━━ SUPPLIED TEXT

To speak the name of the dead is to make them live again.
—ancient Egyptian inscription
What's in a name? Well, in the case of Rameses I, no less than
immortality—and this for a man of humble roots. For "Rameses," which he
began calling himself after becoming pharaoh in 1307 B.C.*, has come down to us
today as one of the most recognizable names from ancient Egypt. For many it
conjures up vast empires along the Nile, colossal monuments in stone, pharaohs
somehow loftier than kings ruling over a civilization that rivals in singular
magnificence any the world has produced.
And Rameses I gave us more than just a name. He gave us a Dynasty, the 19th,
one of the most illustrious ancient Egypt ever knew. And he gave us living
legends: his son Seti I ushered in a period of art and culture unrivaled in
later Egyptian civilization, and his grandson Rameses II earned the suffix "the
Great" by building more temples and erecting more obelisks and statues (and
siring more children) than any other pharaoh. No fewer than 10 subsequent
pharaohs proudly adopted the name Rameses, Rameses XI passing on—and
ending the so-called Ramesside period—237 years after his namesake took
the throne.
Yet Rameses I was not of royal blood. He became pharaoh when he was already old
by ancient standards (probably in his 50s). And he reigned for less than two
years. All of which makes his immortality all the more remarkable.
Growing up in strange times
Rameses I was born in the mid-14th century B.C. His home lay near Avaris, a
town in northern Egypt situated on the far side of the great fan-like Nile
Delta from where Alexandria sits today (see map). He came from a long line of soldiers;
his father Seti, after whom the future Rameses I would name his son, was a
troop commander and judge. The name that judge Seti and his wife gave the
future pharaoh was Paramessu.

━━━━

## LIST OF TASKS
• A. Return the portion of the passage on Rameses I that runs from "Yet Rameses I" up to and including "the more remarkable.", reproduced word for word.
• B. Return every line of the entries that contains the word "bore", treating uppercase and lowercase as distinct.

━━ TASK INPUT

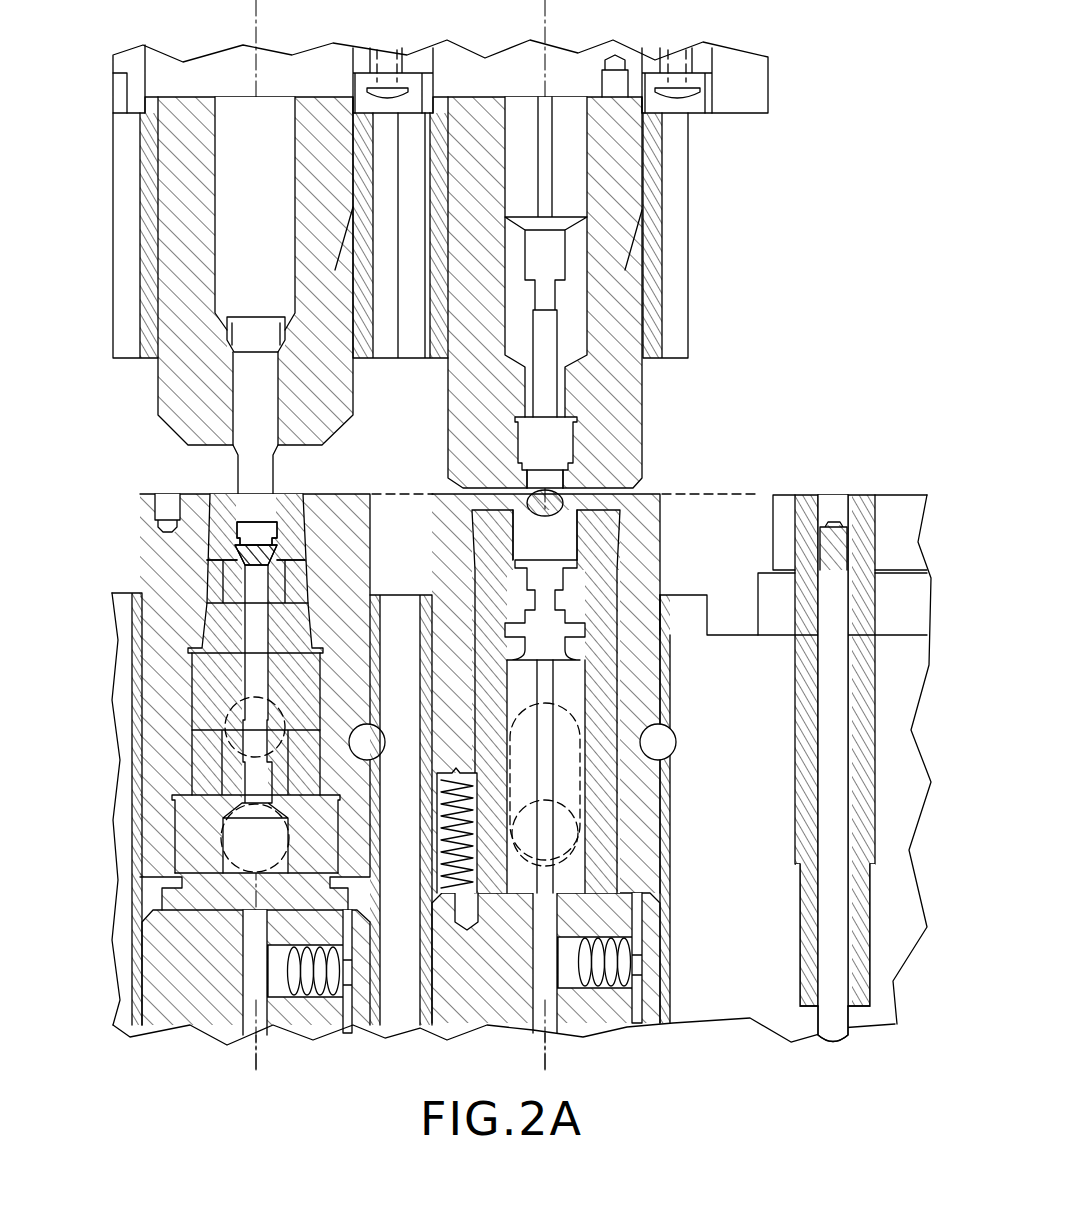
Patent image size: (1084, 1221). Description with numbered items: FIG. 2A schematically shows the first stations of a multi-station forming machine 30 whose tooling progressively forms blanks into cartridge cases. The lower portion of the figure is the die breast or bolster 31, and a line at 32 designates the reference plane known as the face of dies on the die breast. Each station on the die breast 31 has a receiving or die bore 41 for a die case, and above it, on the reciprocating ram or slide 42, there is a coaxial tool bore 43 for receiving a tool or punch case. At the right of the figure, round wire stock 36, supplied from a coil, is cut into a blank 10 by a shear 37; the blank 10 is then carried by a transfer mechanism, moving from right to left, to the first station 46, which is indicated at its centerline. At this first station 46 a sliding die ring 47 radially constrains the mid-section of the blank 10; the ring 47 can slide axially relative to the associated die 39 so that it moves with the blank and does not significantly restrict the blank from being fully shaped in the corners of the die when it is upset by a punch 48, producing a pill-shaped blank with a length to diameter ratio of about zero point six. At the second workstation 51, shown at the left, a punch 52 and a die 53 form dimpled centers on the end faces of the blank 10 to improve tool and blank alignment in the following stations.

The reciprocating ram or slide 42 is at (742, 128).
The tool bore 43 is at (348, 332).
The multi-station forming machine 30 is at (810, 379).
The punch 48 is at (562, 482).
The blank 10 is at (562, 495).
The sliding die ring 47 is at (580, 500).
The die 39 is at (580, 513).
The reference plane (face of dies) 32 is at (762, 494).
The shear 37 is at (903, 494).
The die breast or bolster 31 is at (692, 580).
The die bore 41 is at (372, 628).
The punch 52 is at (243, 530).
The die 53 is at (233, 578).
The round wire stock 36 is at (850, 984).
The second workstation 51 is at (256, 1058).
The first station 46 is at (545, 1058).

━━━━

## SOLUTIONS TO EACH TASK
• A.
Yet Rameses I was not of royal blood. He became pharaoh when he was already old
by ancient standards (probably in his 50s). And he reigned for less than two
years. All of which makes his immortality all the more remarkable.

• B.
Patent image size: (1084, 1221). Description with numbered items: FIG. 2A schematically shows the first stations of a multi-station forming machine 30 whose tooling progressively forms blanks into cartridge cases. The lower portion of the figure is the die breast or bolster 31, and a line at 32 designates the reference plane known as the face of dies on the die breast. Each station on the die breast 31 has a receiving or die bore 41 for a die case, and above it, on the reciprocating ram or slide 42, there is a coaxial tool bore 43 for receiving a tool or punch case. At the right of the figure, round wire stock 36, supplied from a coil, is cut into a blank 10 by a shear 37; the blank 10 is then carried by a transfer mechanism, moving from right to left, to the first station 46, which is indicated at its centerline. At this first station 46 a sliding die ring 47 radially constrains the mid-section of the blank 10; the ring 47 can slide axially relative to the associated die 39 so that it moves with the blank and does not significantly restrict the blank from being fully shaped in the corners of the die when it is upset by a punch 48, producing a pill-shaped blank with a length to diameter ratio of about zero point six. At the second workstation 51, shown at the left, a punch 52 and a die 53 form dimpled centers on the end faces of the blank 10 to improve tool and blank alignment in the following stations.
The tool bore 43 is at (348, 332).
The die bore 41 is at (372, 628).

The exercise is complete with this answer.